> Instructions to follow
Give every entry again, unchanged, and leave its images out.

> Extracted records
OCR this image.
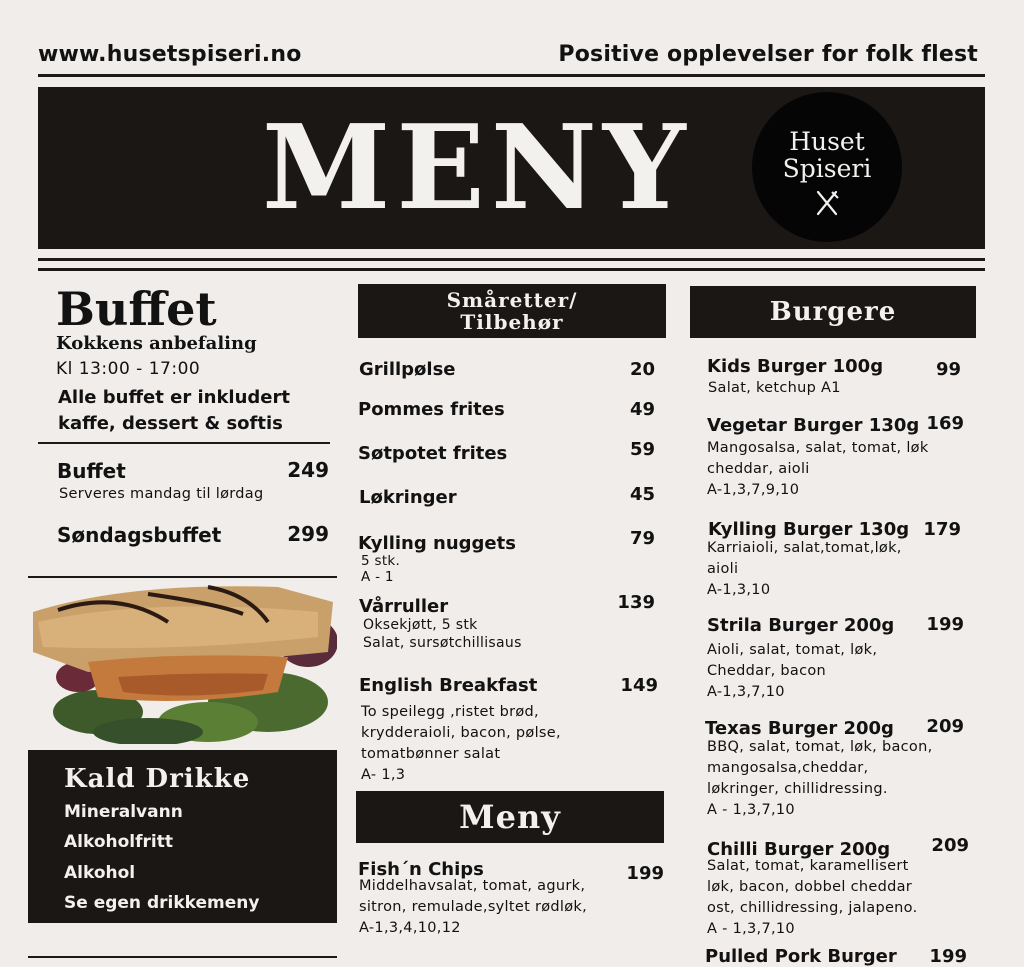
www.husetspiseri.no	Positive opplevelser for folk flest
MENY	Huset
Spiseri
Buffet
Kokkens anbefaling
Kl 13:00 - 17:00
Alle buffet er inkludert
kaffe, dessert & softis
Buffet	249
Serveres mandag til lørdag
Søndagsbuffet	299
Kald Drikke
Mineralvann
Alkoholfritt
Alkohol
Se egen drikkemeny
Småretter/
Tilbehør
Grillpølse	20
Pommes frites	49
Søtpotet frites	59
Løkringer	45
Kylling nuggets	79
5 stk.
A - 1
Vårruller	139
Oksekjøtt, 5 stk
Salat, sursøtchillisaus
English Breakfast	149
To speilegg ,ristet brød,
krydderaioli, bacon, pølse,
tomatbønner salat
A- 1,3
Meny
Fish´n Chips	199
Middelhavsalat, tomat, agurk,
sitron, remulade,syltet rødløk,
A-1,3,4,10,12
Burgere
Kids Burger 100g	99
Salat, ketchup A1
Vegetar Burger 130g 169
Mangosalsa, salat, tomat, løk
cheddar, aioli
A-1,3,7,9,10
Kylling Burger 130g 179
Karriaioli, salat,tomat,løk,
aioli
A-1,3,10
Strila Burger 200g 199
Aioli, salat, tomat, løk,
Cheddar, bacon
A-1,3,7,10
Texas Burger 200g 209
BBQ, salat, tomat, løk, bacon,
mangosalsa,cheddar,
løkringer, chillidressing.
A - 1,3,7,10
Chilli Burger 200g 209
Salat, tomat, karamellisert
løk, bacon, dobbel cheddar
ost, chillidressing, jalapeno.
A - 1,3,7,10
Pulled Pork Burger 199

> Result for this exercise
OCR this image.
www.husetspiseri.no	Positive opplevelser for folk flest
MENY	Huset
Spiseri
Buffet
Kokkens anbefaling
Kl 13:00 - 17:00
Alle buffet er inkludert
kaffe, dessert & softis
Buffet	249
Serveres mandag til lørdag
Søndagsbuffet	299
Kald Drikke
Mineralvann
Alkoholfritt
Alkohol
Se egen drikkemeny
Småretter/
Tilbehør
Grillpølse	20
Pommes frites	49
Søtpotet frites	59
Løkringer	45
Kylling nuggets	79
5 stk.
A - 1
Vårruller	139
Oksekjøtt, 5 stk
Salat, sursøtchillisaus
English Breakfast	149
To speilegg ,ristet brød,
krydderaioli, bacon, pølse,
tomatbønner salat
A- 1,3
Meny
Fish´n Chips	199
Middelhavsalat, tomat, agurk,
sitron, remulade,syltet rødløk,
A-1,3,4,10,12
Burgere
Kids Burger 100g	99
Salat, ketchup A1
Vegetar Burger 130g 169
Mangosalsa, salat, tomat, løk
cheddar, aioli
A-1,3,7,9,10
Kylling Burger 130g 179
Karriaioli, salat,tomat,løk,
aioli
A-1,3,10
Strila Burger 200g 199
Aioli, salat, tomat, løk,
Cheddar, bacon
A-1,3,7,10
Texas Burger 200g 209
BBQ, salat, tomat, løk, bacon,
mangosalsa,cheddar,
løkringer, chillidressing.
A - 1,3,7,10
Chilli Burger 200g 209
Salat, tomat, karamellisert
løk, bacon, dobbel cheddar
ost, chillidressing, jalapeno.
A - 1,3,7,10
Pulled Pork Burger 199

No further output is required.